» EXERCISE DIRECTIONS: Filter the entries and keep only the lines where the string "Count" appears.

» EXERCISE INPUTS:
──────────
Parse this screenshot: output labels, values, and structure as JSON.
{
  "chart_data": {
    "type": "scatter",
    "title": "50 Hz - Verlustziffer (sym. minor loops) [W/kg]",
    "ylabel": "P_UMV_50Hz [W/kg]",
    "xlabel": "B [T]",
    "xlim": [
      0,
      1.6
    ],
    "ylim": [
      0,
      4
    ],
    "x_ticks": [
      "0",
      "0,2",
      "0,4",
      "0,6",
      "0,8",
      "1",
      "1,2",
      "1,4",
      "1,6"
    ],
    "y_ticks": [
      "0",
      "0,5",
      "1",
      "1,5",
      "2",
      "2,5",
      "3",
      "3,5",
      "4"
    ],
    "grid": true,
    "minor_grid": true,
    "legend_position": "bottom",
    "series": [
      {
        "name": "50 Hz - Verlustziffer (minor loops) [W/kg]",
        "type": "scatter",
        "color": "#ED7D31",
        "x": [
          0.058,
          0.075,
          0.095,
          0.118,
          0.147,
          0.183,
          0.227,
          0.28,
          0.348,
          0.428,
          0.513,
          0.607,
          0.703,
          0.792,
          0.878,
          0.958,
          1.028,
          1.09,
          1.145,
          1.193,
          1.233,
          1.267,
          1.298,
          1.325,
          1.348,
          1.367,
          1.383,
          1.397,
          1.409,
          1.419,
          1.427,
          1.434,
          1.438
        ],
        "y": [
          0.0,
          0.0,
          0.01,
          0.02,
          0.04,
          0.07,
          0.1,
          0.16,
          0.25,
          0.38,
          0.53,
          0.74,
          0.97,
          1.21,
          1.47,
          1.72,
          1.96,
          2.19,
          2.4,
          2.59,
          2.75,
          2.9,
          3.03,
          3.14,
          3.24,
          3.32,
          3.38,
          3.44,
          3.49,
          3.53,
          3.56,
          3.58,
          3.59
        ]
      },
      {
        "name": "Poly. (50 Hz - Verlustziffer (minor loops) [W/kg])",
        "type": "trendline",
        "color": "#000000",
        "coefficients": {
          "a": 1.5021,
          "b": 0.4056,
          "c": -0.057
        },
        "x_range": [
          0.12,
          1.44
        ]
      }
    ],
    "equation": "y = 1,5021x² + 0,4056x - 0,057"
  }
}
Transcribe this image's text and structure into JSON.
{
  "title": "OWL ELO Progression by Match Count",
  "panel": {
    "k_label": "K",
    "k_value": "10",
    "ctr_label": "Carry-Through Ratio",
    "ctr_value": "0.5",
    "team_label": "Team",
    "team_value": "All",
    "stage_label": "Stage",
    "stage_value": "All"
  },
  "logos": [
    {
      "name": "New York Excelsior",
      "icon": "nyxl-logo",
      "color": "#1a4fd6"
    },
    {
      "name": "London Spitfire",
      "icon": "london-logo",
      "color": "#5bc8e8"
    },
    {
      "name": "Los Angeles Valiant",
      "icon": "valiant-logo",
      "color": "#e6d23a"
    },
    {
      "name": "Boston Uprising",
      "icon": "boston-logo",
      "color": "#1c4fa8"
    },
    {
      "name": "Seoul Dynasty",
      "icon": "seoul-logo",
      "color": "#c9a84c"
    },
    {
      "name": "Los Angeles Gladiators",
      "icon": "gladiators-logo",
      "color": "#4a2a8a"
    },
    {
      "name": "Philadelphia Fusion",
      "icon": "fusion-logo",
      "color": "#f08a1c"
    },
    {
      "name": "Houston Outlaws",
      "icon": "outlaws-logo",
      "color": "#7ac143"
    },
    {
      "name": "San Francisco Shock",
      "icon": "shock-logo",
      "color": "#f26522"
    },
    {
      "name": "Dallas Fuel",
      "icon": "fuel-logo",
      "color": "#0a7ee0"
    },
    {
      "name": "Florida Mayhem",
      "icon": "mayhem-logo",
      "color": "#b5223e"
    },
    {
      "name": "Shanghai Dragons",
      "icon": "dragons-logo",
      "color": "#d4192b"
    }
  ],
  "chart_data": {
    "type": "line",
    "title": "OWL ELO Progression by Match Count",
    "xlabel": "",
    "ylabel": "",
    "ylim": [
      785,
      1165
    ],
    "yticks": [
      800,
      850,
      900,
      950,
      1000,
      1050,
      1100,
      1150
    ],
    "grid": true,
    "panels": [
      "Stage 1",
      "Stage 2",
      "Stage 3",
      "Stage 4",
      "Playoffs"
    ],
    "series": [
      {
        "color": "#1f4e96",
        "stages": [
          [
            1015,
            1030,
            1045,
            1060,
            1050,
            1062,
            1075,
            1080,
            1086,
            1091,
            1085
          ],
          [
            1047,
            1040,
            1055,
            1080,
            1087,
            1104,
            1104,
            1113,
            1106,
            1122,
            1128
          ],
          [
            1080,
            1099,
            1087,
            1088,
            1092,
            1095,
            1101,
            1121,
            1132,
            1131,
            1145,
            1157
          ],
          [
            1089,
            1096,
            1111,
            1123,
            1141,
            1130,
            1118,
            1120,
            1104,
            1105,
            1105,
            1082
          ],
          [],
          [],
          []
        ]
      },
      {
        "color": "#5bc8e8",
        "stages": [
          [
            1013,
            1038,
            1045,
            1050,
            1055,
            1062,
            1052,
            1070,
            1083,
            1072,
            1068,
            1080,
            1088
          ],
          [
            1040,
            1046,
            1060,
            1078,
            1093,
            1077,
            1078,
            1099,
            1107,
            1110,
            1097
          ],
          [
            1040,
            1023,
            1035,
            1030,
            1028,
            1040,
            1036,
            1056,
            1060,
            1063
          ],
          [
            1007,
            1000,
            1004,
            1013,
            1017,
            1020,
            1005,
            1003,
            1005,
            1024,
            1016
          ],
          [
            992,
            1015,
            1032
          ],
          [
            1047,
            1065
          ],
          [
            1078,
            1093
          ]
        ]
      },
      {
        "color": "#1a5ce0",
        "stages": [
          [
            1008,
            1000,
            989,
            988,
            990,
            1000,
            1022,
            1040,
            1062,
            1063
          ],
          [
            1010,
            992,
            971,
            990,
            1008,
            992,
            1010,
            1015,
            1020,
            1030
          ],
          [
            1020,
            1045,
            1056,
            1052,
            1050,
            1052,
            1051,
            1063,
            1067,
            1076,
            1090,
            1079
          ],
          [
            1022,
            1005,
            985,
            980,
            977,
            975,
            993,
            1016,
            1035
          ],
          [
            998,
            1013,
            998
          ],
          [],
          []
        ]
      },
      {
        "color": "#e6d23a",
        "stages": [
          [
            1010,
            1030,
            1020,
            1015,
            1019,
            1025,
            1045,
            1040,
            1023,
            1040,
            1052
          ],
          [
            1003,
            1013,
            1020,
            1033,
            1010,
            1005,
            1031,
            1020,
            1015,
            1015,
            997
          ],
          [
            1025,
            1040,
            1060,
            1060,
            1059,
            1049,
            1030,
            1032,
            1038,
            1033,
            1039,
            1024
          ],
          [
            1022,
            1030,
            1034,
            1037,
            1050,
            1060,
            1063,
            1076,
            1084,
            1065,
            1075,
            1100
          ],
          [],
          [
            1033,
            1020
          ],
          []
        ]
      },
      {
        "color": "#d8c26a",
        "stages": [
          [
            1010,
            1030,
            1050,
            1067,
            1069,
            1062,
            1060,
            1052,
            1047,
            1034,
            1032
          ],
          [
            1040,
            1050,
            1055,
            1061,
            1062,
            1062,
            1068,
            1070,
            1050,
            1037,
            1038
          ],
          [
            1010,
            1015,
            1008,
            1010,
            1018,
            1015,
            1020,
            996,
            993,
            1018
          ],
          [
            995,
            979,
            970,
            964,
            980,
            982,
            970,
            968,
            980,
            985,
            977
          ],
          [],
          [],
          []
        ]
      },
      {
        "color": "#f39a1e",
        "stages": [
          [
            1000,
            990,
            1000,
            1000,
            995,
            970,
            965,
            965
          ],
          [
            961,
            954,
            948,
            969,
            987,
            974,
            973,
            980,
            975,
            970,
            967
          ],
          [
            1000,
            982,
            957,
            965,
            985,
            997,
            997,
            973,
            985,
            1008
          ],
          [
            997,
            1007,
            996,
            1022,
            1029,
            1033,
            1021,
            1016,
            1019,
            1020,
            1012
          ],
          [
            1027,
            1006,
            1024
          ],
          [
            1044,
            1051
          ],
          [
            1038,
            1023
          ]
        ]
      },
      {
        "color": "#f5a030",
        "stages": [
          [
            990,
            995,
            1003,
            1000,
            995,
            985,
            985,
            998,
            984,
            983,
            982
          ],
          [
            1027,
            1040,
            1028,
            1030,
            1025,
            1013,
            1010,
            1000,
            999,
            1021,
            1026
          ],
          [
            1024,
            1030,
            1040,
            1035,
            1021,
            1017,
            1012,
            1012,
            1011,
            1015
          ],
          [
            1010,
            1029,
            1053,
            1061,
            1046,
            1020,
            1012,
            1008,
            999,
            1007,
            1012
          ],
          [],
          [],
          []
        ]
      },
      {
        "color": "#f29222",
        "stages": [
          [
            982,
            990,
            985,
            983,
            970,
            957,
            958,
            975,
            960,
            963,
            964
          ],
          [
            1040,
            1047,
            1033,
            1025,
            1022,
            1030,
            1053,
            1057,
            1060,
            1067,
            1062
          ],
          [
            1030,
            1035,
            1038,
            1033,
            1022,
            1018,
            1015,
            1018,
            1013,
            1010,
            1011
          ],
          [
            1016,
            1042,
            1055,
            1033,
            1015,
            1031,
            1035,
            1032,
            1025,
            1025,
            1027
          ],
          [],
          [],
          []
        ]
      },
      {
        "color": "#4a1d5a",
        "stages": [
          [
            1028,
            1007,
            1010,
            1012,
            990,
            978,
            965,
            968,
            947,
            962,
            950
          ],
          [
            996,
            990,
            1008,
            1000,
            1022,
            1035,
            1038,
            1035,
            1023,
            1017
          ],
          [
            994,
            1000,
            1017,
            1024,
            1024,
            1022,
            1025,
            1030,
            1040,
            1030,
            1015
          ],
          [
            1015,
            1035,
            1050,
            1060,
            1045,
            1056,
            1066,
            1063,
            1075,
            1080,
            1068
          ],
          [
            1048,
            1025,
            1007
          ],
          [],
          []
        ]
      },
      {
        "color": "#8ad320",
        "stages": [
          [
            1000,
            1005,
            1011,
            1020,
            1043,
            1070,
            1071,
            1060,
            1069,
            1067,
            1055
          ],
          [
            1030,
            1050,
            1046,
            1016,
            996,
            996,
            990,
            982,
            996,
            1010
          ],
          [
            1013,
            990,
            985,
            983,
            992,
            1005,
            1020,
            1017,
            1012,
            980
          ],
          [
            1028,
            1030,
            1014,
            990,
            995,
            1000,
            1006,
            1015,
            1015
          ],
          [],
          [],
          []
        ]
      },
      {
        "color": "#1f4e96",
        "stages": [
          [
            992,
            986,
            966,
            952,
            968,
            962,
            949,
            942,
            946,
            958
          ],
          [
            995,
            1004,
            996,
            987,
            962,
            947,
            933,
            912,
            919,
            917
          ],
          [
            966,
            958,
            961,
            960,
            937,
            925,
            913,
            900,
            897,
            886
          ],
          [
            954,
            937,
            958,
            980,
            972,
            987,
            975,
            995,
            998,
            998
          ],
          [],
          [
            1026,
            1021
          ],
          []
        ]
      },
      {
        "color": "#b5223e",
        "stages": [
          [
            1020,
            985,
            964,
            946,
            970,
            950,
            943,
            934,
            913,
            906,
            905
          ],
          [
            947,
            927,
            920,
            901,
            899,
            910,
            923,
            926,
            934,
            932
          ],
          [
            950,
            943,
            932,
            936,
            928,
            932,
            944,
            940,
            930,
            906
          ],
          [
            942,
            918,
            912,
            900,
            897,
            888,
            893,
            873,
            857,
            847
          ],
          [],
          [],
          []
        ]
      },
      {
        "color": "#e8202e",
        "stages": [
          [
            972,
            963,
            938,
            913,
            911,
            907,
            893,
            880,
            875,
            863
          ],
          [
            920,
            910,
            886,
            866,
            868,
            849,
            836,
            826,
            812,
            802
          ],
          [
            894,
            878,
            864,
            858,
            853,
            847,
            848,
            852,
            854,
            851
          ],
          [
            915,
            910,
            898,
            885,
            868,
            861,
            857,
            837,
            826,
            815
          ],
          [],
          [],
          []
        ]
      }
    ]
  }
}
──────────
» CORRECT RESULT:
  "title": "OWL ELO Progression by Match Count",
    "title": "OWL ELO Progression by Match Count",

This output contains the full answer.